(Data records)
-- -- --

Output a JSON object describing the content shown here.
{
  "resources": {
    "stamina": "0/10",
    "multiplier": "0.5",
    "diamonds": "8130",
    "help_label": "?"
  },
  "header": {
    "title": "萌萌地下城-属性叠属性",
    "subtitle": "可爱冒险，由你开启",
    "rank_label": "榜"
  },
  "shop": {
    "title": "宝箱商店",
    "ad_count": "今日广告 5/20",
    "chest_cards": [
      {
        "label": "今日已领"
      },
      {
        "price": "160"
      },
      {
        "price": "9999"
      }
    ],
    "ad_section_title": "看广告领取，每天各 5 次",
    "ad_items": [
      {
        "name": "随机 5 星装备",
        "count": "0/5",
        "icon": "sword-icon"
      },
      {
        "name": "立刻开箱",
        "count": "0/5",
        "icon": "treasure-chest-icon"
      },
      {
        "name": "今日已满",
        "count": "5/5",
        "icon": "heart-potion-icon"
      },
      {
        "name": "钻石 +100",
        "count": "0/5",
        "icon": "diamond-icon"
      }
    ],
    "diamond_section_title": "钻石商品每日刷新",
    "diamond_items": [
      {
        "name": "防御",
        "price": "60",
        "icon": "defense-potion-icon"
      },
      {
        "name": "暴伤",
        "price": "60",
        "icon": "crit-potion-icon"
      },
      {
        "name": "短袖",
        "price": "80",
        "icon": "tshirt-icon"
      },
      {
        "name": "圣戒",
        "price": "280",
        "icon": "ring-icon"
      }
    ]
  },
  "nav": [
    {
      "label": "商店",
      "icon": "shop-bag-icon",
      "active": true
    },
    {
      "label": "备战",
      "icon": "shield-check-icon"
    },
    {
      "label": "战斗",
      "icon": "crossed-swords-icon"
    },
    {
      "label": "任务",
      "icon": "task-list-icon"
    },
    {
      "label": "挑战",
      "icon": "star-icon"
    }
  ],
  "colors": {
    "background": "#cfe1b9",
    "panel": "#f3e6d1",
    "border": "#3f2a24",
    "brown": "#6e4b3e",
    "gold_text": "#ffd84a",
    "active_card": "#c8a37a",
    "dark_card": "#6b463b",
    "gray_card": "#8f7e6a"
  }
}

-- -- --

> [AIM] Write out all the data again, exactly as it appears.

> [TASK OUTPUT]
Output a JSON object describing the content shown here.
{
  "resources": {
    "stamina": "0/10",
    "multiplier": "0.5",
    "diamonds": "8130",
    "help_label": "?"
  },
  "header": {
    "title": "萌萌地下城-属性叠属性",
    "subtitle": "可爱冒险，由你开启",
    "rank_label": "榜"
  },
  "shop": {
    "title": "宝箱商店",
    "ad_count": "今日广告 5/20",
    "chest_cards": [
      {
        "label": "今日已领"
      },
      {
        "price": "160"
      },
      {
        "price": "9999"
      }
    ],
    "ad_section_title": "看广告领取，每天各 5 次",
    "ad_items": [
      {
        "name": "随机 5 星装备",
        "count": "0/5",
        "icon": "sword-icon"
      },
      {
        "name": "立刻开箱",
        "count": "0/5",
        "icon": "treasure-chest-icon"
      },
      {
        "name": "今日已满",
        "count": "5/5",
        "icon": "heart-potion-icon"
      },
      {
        "name": "钻石 +100",
        "count": "0/5",
        "icon": "diamond-icon"
      }
    ],
    "diamond_section_title": "钻石商品每日刷新",
    "diamond_items": [
      {
        "name": "防御",
        "price": "60",
        "icon": "defense-potion-icon"
      },
      {
        "name": "暴伤",
        "price": "60",
        "icon": "crit-potion-icon"
      },
      {
        "name": "短袖",
        "price": "80",
        "icon": "tshirt-icon"
      },
      {
        "name": "圣戒",
        "price": "280",
        "icon": "ring-icon"
      }
    ]
  },
  "nav": [
    {
      "label": "商店",
      "icon": "shop-bag-icon",
      "active": true
    },
    {
      "label": "备战",
      "icon": "shield-check-icon"
    },
    {
      "label": "战斗",
      "icon": "crossed-swords-icon"
    },
    {
      "label": "任务",
      "icon": "task-list-icon"
    },
    {
      "label": "挑战",
      "icon": "star-icon"
    }
  ],
  "colors": {
    "background": "#cfe1b9",
    "panel": "#f3e6d1",
    "border": "#3f2a24",
    "brown": "#6e4b3e",
    "gold_text": "#ffd84a",
    "active_card": "#c8a37a",
    "dark_card": "#6b463b",
    "gray_card": "#8f7e6a"
  }
}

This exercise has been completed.